=== Dataset ===

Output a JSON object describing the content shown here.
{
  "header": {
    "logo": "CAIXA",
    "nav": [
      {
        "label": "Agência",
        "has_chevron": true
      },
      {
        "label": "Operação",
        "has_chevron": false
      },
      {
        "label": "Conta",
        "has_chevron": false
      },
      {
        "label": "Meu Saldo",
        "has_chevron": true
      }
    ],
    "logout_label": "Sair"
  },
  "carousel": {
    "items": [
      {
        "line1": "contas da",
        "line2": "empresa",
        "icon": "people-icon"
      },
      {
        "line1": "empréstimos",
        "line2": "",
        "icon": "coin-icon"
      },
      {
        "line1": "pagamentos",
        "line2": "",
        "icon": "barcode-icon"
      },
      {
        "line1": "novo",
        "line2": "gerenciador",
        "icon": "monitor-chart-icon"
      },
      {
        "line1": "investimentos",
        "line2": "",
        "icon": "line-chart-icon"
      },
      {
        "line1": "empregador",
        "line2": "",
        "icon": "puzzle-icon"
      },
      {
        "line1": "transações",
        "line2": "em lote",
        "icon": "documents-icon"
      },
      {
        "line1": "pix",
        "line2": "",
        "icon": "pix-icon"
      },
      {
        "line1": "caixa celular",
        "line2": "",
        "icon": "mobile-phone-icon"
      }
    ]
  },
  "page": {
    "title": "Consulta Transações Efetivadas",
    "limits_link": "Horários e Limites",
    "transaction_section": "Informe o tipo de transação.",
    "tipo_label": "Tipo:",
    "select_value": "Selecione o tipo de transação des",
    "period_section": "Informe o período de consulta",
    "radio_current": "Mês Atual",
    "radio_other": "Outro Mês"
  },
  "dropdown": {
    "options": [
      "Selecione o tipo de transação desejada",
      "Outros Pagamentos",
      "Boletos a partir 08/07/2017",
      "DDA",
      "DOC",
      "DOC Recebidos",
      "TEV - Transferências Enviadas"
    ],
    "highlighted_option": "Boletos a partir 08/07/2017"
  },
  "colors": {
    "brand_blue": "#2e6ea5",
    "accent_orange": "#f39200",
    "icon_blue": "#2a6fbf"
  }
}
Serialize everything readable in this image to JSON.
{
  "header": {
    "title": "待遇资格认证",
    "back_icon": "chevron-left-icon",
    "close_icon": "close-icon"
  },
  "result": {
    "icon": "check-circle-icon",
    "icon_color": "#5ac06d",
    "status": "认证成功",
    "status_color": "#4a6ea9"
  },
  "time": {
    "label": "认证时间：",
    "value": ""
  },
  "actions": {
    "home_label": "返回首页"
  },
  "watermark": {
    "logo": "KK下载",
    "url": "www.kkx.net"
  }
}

===

*Required work*: Write out all the records above again, exactly as they stand.

*Full response*:
Output a JSON object describing the content shown here.
{
  "header": {
    "logo": "CAIXA",
    "nav": [
      {
        "label": "Agência",
        "has_chevron": true
      },
      {
        "label": "Operação",
        "has_chevron": false
      },
      {
        "label": "Conta",
        "has_chevron": false
      },
      {
        "label": "Meu Saldo",
        "has_chevron": true
      }
    ],
    "logout_label": "Sair"
  },
  "carousel": {
    "items": [
      {
        "line1": "contas da",
        "line2": "empresa",
        "icon": "people-icon"
      },
      {
        "line1": "empréstimos",
        "line2": "",
        "icon": "coin-icon"
      },
      {
        "line1": "pagamentos",
        "line2": "",
        "icon": "barcode-icon"
      },
      {
        "line1": "novo",
        "line2": "gerenciador",
        "icon": "monitor-chart-icon"
      },
      {
        "line1": "investimentos",
        "line2": "",
        "icon": "line-chart-icon"
      },
      {
        "line1": "empregador",
        "line2": "",
        "icon": "puzzle-icon"
      },
      {
        "line1": "transações",
        "line2": "em lote",
        "icon": "documents-icon"
      },
      {
        "line1": "pix",
        "line2": "",
        "icon": "pix-icon"
      },
      {
        "line1": "caixa celular",
        "line2": "",
        "icon": "mobile-phone-icon"
      }
    ]
  },
  "page": {
    "title": "Consulta Transações Efetivadas",
    "limits_link": "Horários e Limites",
    "transaction_section": "Informe o tipo de transação.",
    "tipo_label": "Tipo:",
    "select_value": "Selecione o tipo de transação des",
    "period_section": "Informe o período de consulta",
    "radio_current": "Mês Atual",
    "radio_other": "Outro Mês"
  },
  "dropdown": {
    "options": [
      "Selecione o tipo de transação desejada",
      "Outros Pagamentos",
      "Boletos a partir 08/07/2017",
      "DDA",
      "DOC",
      "DOC Recebidos",
      "TEV - Transferências Enviadas"
    ],
    "highlighted_option": "Boletos a partir 08/07/2017"
  },
  "colors": {
    "brand_blue": "#2e6ea5",
    "accent_orange": "#f39200",
    "icon_blue": "#2a6fbf"
  }
}
Serialize everything readable in this image to JSON.
{
  "header": {
    "title": "待遇资格认证",
    "back_icon": "chevron-left-icon",
    "close_icon": "close-icon"
  },
  "result": {
    "icon": "check-circle-icon",
    "icon_color": "#5ac06d",
    "status": "认证成功",
    "status_color": "#4a6ea9"
  },
  "time": {
    "label": "认证时间：",
    "value": ""
  },
  "actions": {
    "home_label": "返回首页"
  },
  "watermark": {
    "logo": "KK下载",
    "url": "www.kkx.net"
  }
}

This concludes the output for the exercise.